Timor Leste

Pekerja Migran Timor Leste yang Terpikat Janji 'Manis' Berakhir sebagai 'Pelarian' Visa

Senyum manis dan stroberi memaksa para pekerja migran Timor Leste untuk melarikan diri dari program mobilitas tenaga kerja.

Editor: Agustinus Sape
Nunes Cosbar/YouTube via Crikey
PROMOSI - Tangkapan layar sebuah video yang mempromosikan pekerja PALM memetik buah beri di Queensland Australia. Banyak orang Timor Leste terkecoh oleh promosi seperti ini. 

POS-KUPANG.COM - Postingan media sosial harian yang menampilkan hal-hal baik, buruk, dan dangkal memikat para pekerja migran Timor Leste di Australia menjauh dari majikan yang mereka tunjuk dan pergi ke jalan untuk mencari kondisi kerja dan Upah yang lebih baik.

☆ ☆ ☆ ☆ ☆

» Tugas Latihan:
1. Sebutkan semua nama negara dan negara bagian yang muncul dalam teks tentang pekerja migran Timor Leste.
2. Tolong salin dengan tepat bagian teks tentang pekerja migran Timor Leste, mulai dari "Editor: Agustinus Sape" dan berakhir pada "yang lebih baik.".

» Materi yang Disediakan:
☆ ☆ ☆ ☆ ☆

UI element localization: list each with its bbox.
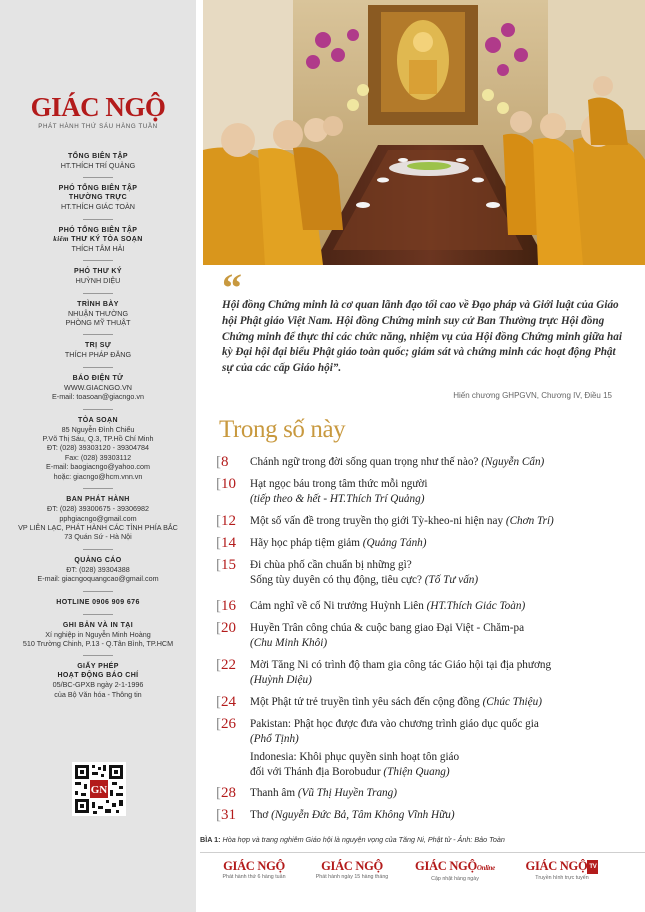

☆ ☆ ☆ ☆ ☆

» Jawaban Tiap Tugas:
1. Timor Leste, Australia, Queensland

2.
Editor: Agustinus Sape
Nunes Cosbar/YouTube via Crikey
PROMOSI - Tangkapan layar sebuah video yang mempromosikan pekerja PALM memetik buah beri di Queensland Australia. Banyak orang Timor Leste terkecoh oleh promosi seperti ini. 

POS-KUPANG.COM - Postingan media sosial harian yang menampilkan hal-hal baik, buruk, dan dangkal memikat para pekerja migran Timor Leste di Australia menjauh dari majikan yang mereka tunjuk dan pergi ke jalan untuk mencari kondisi kerja dan Upah yang lebih baik.